--- Exercise instructions ---
Your task is to transcribe all of the records exactly and leave out the pictures.

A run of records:
§

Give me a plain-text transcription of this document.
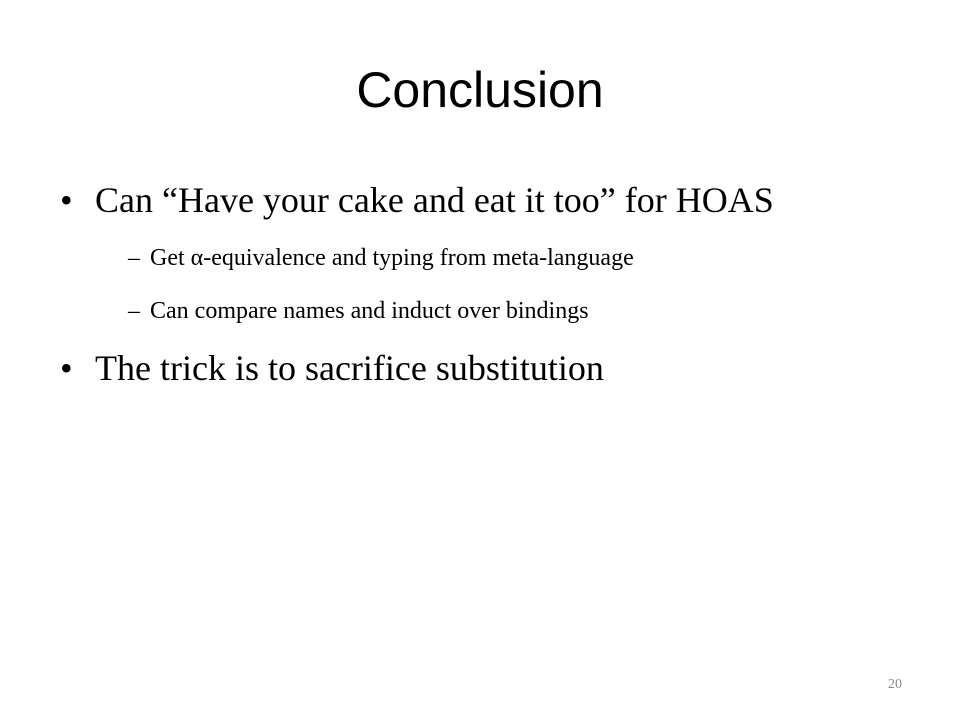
Conclusion
• Can “Have your cake and eat it too” for HOAS
– Get α-equivalence and typing from meta-language
– Can compare names and induct over bindings
• The trick is to sacrifice substitution
20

§

--- Answer for this exercise ---
Give me a plain-text transcription of this document.
Conclusion
• Can “Have your cake and eat it too” for HOAS
– Get α-equivalence and typing from meta-language
– Can compare names and induct over bindings
• The trick is to sacrifice substitution
20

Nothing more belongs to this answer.